## GOAL:
Your task is to extract every entry that follows word for word while excluding the pictures.

--- Begin RECORDS PROVIDED ---

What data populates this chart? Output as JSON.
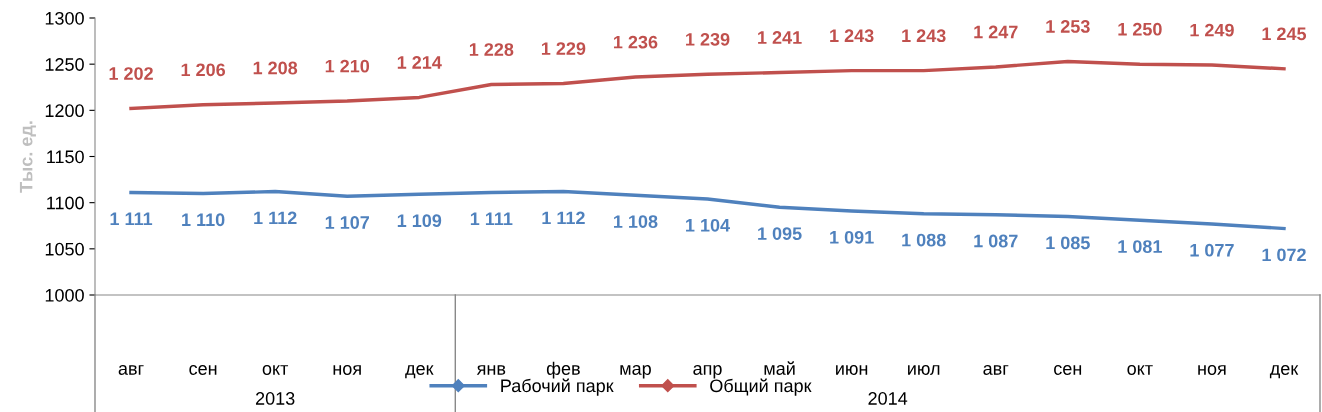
{
  "chart_data": {
    "type": "line",
    "ylabel": "Тыс. ед.",
    "categories": [
      "авг",
      "сен",
      "окт",
      "ноя",
      "дек",
      "янв",
      "фев",
      "мар",
      "апр",
      "май",
      "июн",
      "июл",
      "авг",
      "сен",
      "окт",
      "ноя",
      "дек"
    ],
    "series": [
      {
        "name": "Рабочий парк",
        "color": "#4f81bd",
        "values": [
          1111,
          1110,
          1112,
          1107,
          1109,
          1111,
          1112,
          1108,
          1104,
          1095,
          1091,
          1088,
          1087,
          1085,
          1081,
          1077,
          1072
        ],
        "value_labels": [
          "1 111",
          "1 110",
          "1 112",
          "1 107",
          "1 109",
          "1 111",
          "1 112",
          "1 108",
          "1 104",
          "1 095",
          "1 091",
          "1 088",
          "1 087",
          "1 085",
          "1 081",
          "1 077",
          "1 072"
        ]
      },
      {
        "name": "Общий парк",
        "color": "#c0504d",
        "values": [
          1202,
          1206,
          1208,
          1210,
          1214,
          1228,
          1229,
          1236,
          1239,
          1241,
          1243,
          1243,
          1247,
          1253,
          1250,
          1249,
          1245
        ],
        "value_labels": [
          "1 202",
          "1 206",
          "1 208",
          "1 210",
          "1 214",
          "1 228",
          "1 229",
          "1 236",
          "1 239",
          "1 241",
          "1 243",
          "1 243",
          "1 247",
          "1 253",
          "1 250",
          "1 249",
          "1 245"
        ]
      }
    ],
    "ylim": [
      1000,
      1300
    ],
    "yticks": [
      1000,
      1050,
      1100,
      1150,
      1200,
      1250,
      1300
    ],
    "annotations": [
      "2013",
      "2014"
    ],
    "legend": "bottom",
    "grid": false
  }
}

--- End RECORDS PROVIDED ---

## ANSWER FOR THIS EXERCISE:
What data populates this chart? Output as JSON.
{
  "chart_data": {
    "type": "line",
    "ylabel": "Тыс. ед.",
    "categories": [
      "авг",
      "сен",
      "окт",
      "ноя",
      "дек",
      "янв",
      "фев",
      "мар",
      "апр",
      "май",
      "июн",
      "июл",
      "авг",
      "сен",
      "окт",
      "ноя",
      "дек"
    ],
    "series": [
      {
        "name": "Рабочий парк",
        "color": "#4f81bd",
        "values": [
          1111,
          1110,
          1112,
          1107,
          1109,
          1111,
          1112,
          1108,
          1104,
          1095,
          1091,
          1088,
          1087,
          1085,
          1081,
          1077,
          1072
        ],
        "value_labels": [
          "1 111",
          "1 110",
          "1 112",
          "1 107",
          "1 109",
          "1 111",
          "1 112",
          "1 108",
          "1 104",
          "1 095",
          "1 091",
          "1 088",
          "1 087",
          "1 085",
          "1 081",
          "1 077",
          "1 072"
        ]
      },
      {
        "name": "Общий парк",
        "color": "#c0504d",
        "values": [
          1202,
          1206,
          1208,
          1210,
          1214,
          1228,
          1229,
          1236,
          1239,
          1241,
          1243,
          1243,
          1247,
          1253,
          1250,
          1249,
          1245
        ],
        "value_labels": [
          "1 202",
          "1 206",
          "1 208",
          "1 210",
          "1 214",
          "1 228",
          "1 229",
          "1 236",
          "1 239",
          "1 241",
          "1 243",
          "1 243",
          "1 247",
          "1 253",
          "1 250",
          "1 249",
          "1 245"
        ]
      }
    ],
    "ylim": [
      1000,
      1300
    ],
    "yticks": [
      1000,
      1050,
      1100,
      1150,
      1200,
      1250,
      1300
    ],
    "annotations": [
      "2013",
      "2014"
    ],
    "legend": "bottom",
    "grid": false
  }
}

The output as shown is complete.